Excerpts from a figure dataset
.....
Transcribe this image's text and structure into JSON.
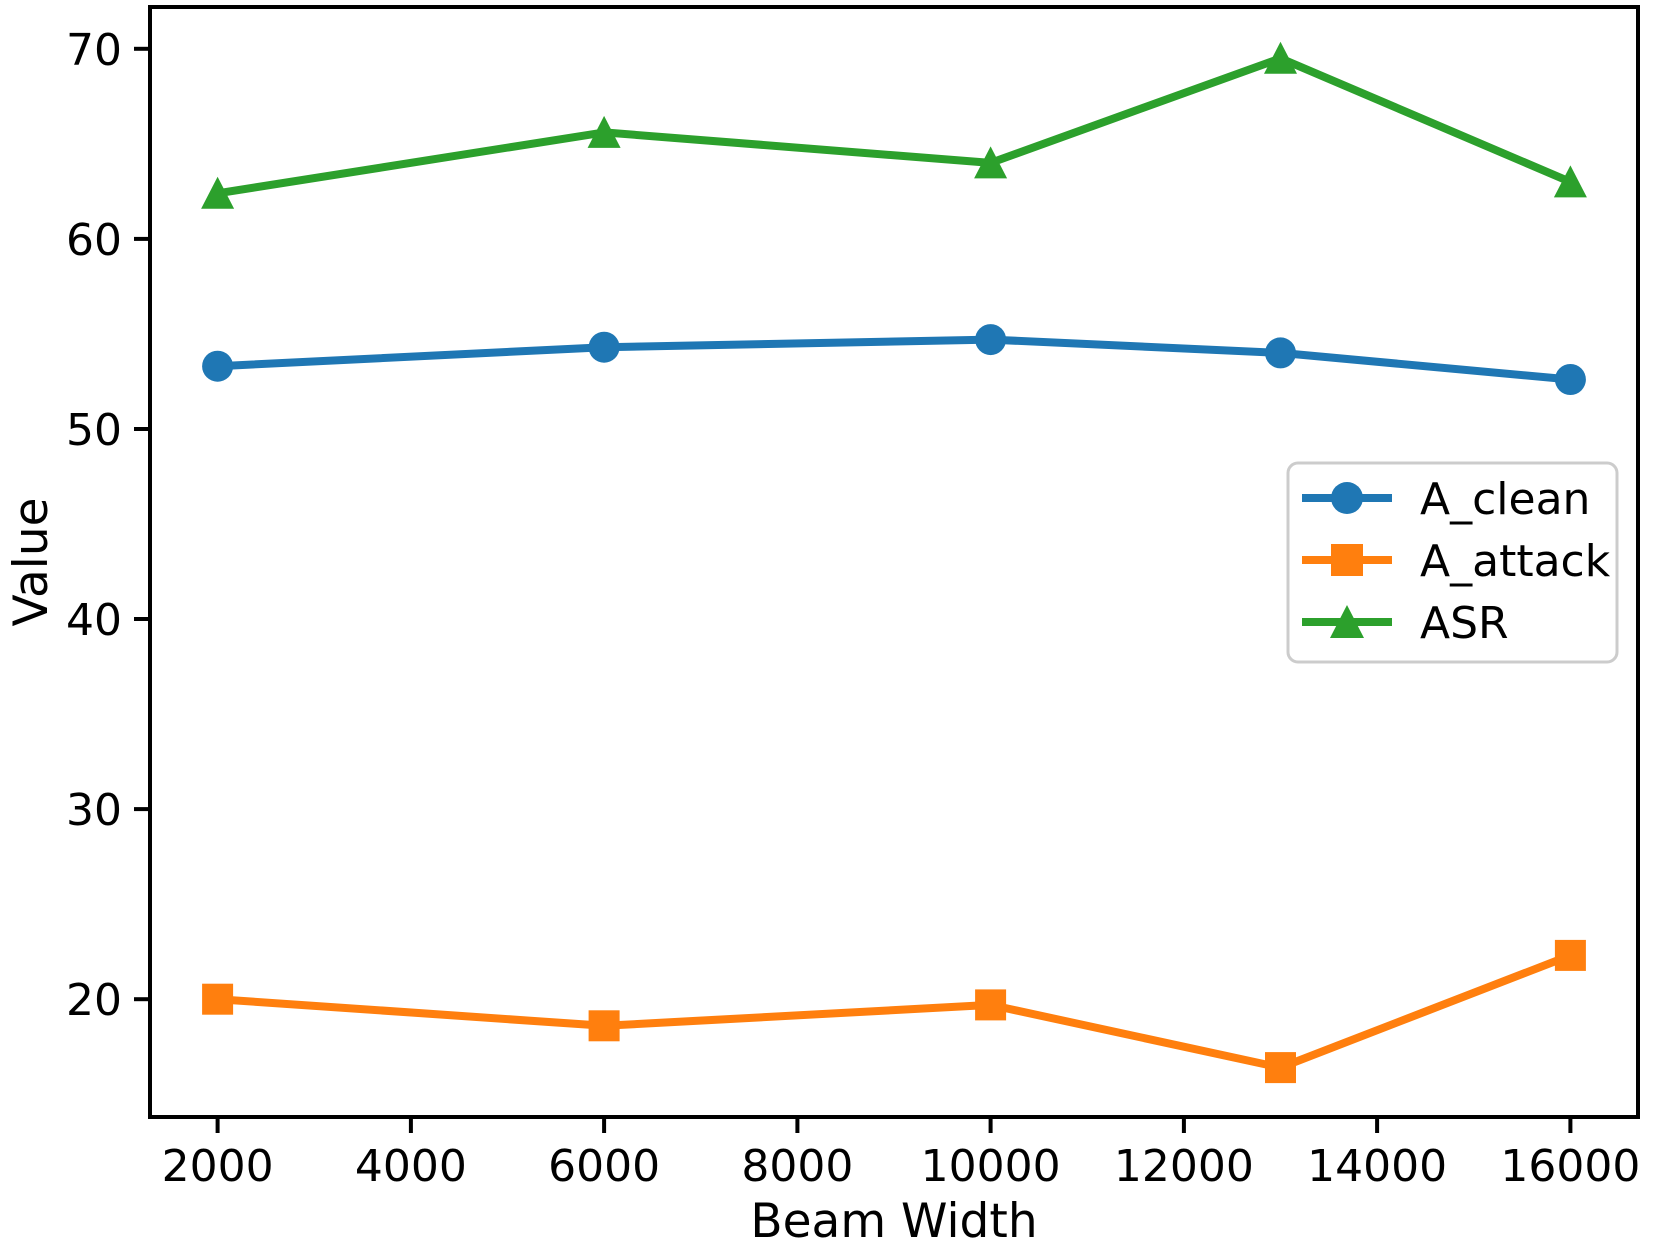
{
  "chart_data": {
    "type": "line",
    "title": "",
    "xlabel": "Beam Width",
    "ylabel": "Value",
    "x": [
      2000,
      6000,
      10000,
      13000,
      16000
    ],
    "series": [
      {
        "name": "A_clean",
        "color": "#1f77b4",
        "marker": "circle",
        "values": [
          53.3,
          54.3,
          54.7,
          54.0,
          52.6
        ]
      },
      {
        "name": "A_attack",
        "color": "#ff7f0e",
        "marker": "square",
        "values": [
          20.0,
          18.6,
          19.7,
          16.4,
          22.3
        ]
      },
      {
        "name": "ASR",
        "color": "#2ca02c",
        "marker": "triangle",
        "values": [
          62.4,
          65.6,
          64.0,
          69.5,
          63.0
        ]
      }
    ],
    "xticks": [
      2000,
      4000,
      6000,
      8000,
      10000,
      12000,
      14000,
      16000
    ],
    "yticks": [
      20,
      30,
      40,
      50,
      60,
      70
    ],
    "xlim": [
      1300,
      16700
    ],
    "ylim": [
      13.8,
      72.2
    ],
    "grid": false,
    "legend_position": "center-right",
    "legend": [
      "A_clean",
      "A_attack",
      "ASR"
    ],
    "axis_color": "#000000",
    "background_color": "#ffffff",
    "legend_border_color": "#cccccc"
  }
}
.....
• _STATED EXERCISE_
Write every record out again exactly; no pictures belong in the copy.

• _SOLUTION TO THIS TASK_
Transcribe this image's text and structure into JSON.
{
  "chart_data": {
    "type": "line",
    "title": "",
    "xlabel": "Beam Width",
    "ylabel": "Value",
    "x": [
      2000,
      6000,
      10000,
      13000,
      16000
    ],
    "series": [
      {
        "name": "A_clean",
        "color": "#1f77b4",
        "marker": "circle",
        "values": [
          53.3,
          54.3,
          54.7,
          54.0,
          52.6
        ]
      },
      {
        "name": "A_attack",
        "color": "#ff7f0e",
        "marker": "square",
        "values": [
          20.0,
          18.6,
          19.7,
          16.4,
          22.3
        ]
      },
      {
        "name": "ASR",
        "color": "#2ca02c",
        "marker": "triangle",
        "values": [
          62.4,
          65.6,
          64.0,
          69.5,
          63.0
        ]
      }
    ],
    "xticks": [
      2000,
      4000,
      6000,
      8000,
      10000,
      12000,
      14000,
      16000
    ],
    "yticks": [
      20,
      30,
      40,
      50,
      60,
      70
    ],
    "xlim": [
      1300,
      16700
    ],
    "ylim": [
      13.8,
      72.2
    ],
    "grid": false,
    "legend_position": "center-right",
    "legend": [
      "A_clean",
      "A_attack",
      "ASR"
    ],
    "axis_color": "#000000",
    "background_color": "#ffffff",
    "legend_border_color": "#cccccc"
  }
}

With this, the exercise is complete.